■ **Data for this exercise**
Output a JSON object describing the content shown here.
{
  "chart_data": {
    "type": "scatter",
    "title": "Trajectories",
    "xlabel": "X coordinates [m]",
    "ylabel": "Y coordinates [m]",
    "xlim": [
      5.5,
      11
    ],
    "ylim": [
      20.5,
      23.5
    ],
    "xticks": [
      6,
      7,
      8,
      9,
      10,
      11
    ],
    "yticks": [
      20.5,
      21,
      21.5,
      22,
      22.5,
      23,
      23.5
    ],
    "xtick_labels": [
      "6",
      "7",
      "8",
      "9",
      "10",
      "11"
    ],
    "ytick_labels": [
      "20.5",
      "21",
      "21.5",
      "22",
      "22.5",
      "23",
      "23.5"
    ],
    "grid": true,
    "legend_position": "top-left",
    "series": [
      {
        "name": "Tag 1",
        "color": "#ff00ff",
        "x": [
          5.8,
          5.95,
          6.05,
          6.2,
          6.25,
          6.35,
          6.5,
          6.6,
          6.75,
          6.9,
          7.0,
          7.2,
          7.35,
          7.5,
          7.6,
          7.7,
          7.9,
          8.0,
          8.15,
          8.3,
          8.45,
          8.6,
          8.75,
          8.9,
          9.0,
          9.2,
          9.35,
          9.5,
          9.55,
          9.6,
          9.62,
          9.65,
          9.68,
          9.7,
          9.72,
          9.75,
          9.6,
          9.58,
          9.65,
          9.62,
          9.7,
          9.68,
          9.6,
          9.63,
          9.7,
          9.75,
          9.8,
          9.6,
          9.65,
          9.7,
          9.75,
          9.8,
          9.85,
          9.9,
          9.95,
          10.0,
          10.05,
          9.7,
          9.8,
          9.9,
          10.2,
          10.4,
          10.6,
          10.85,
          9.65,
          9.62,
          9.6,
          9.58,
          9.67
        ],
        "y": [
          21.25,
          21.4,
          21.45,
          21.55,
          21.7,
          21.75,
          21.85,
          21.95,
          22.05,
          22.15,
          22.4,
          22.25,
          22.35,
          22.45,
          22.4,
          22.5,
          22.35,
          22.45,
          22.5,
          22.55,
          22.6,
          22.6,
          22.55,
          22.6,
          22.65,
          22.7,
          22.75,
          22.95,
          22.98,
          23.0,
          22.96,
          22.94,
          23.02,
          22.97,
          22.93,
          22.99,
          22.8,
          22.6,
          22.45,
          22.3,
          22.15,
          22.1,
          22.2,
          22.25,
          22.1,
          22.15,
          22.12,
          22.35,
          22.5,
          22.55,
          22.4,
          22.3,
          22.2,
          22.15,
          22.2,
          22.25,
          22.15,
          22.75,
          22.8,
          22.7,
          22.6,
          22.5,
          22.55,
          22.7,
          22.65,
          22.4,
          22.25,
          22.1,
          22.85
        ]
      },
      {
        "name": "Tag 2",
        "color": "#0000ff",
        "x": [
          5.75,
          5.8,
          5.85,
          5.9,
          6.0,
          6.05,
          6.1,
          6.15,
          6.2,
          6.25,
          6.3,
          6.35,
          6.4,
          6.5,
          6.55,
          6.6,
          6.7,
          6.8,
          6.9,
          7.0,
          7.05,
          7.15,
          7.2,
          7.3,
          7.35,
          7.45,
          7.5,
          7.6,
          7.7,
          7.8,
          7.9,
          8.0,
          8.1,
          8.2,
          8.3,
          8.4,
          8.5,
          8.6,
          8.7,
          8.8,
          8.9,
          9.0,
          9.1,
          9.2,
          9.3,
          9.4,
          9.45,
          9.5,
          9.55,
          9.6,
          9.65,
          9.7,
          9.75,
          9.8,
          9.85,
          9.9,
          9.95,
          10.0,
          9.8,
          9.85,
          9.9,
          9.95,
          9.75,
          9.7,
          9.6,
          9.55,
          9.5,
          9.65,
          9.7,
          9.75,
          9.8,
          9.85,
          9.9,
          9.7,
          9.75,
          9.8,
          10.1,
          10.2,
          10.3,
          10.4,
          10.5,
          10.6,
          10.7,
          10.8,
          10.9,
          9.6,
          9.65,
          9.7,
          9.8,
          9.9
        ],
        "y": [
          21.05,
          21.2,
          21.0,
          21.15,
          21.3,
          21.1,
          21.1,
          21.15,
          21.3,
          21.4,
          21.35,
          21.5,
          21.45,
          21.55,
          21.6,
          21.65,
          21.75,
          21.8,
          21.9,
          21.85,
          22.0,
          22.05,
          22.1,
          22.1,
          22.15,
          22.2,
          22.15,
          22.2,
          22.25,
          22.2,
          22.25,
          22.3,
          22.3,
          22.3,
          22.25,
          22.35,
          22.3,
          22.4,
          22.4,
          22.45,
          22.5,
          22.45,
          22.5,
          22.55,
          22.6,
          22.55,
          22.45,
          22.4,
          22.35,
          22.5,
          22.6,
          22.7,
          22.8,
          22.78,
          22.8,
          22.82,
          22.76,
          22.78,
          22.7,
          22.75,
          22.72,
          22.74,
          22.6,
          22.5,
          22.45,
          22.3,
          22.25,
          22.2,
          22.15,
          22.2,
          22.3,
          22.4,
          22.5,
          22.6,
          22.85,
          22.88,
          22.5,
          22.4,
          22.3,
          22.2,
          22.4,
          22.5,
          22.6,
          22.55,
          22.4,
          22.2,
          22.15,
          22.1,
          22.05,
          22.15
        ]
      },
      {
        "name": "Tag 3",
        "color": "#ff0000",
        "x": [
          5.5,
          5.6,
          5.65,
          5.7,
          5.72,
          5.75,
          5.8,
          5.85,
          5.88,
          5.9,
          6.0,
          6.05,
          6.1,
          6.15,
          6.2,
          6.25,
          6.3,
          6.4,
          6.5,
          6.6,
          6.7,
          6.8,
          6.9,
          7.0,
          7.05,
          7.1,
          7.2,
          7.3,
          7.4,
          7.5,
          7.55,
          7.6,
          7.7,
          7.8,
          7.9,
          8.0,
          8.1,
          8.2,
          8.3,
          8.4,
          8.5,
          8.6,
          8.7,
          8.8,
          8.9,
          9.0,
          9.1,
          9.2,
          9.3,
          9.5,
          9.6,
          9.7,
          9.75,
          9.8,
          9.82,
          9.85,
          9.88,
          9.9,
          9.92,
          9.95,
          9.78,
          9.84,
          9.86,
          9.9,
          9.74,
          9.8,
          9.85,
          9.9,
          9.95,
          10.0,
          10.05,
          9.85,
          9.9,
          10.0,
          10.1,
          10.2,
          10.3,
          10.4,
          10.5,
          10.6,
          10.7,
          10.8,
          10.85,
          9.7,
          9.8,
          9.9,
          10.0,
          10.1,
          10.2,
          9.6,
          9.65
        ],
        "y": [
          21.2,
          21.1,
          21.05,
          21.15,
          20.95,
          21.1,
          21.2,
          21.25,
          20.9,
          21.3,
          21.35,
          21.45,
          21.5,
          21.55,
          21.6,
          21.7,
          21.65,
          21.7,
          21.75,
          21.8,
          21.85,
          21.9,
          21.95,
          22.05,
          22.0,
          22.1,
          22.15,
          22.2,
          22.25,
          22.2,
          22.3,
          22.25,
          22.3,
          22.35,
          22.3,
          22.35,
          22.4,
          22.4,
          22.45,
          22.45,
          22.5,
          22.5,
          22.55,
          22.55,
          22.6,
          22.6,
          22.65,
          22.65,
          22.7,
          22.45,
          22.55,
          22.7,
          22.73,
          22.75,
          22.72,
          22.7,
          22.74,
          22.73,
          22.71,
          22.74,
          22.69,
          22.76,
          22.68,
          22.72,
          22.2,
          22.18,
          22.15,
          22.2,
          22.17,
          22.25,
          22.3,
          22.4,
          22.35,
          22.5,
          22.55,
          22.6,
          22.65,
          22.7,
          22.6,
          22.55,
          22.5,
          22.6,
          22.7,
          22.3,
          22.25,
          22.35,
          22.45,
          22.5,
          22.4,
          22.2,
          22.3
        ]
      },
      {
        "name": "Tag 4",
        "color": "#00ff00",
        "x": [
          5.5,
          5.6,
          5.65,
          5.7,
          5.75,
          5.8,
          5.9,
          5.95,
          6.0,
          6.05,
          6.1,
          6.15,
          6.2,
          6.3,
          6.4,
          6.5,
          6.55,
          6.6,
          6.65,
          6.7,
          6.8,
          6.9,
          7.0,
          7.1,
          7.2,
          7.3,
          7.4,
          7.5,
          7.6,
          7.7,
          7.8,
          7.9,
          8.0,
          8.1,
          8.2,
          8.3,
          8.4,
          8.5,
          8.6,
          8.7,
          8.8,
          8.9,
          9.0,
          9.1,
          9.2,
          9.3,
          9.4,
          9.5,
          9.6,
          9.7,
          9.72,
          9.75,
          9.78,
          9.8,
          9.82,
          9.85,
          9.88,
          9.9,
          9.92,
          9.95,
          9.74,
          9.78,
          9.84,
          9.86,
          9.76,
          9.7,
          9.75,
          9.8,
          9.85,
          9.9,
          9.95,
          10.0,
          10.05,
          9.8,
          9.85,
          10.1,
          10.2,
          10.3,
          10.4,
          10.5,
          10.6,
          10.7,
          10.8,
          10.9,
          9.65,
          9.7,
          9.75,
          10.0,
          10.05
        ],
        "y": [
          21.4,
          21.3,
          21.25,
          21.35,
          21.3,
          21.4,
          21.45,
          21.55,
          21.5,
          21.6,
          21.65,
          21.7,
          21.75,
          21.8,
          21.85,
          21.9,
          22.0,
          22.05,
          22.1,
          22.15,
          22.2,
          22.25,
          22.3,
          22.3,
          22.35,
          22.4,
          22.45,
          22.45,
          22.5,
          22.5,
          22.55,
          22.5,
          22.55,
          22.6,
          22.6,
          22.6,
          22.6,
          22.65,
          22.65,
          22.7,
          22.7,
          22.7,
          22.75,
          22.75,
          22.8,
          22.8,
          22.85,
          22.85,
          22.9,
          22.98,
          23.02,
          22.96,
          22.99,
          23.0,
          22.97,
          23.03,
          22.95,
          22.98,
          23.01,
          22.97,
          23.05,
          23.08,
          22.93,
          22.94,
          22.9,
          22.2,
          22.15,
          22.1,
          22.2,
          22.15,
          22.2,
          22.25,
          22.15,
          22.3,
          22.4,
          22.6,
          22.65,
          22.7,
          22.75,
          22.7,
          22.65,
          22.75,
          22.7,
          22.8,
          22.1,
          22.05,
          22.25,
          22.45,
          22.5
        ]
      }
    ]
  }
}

■ **Do this**
List the lines of the material in which the word "coordinates" occurs.

■ **Answer to the problem**
    "xlabel": "X coordinates [m]",
    "ylabel": "Y coordinates [m]",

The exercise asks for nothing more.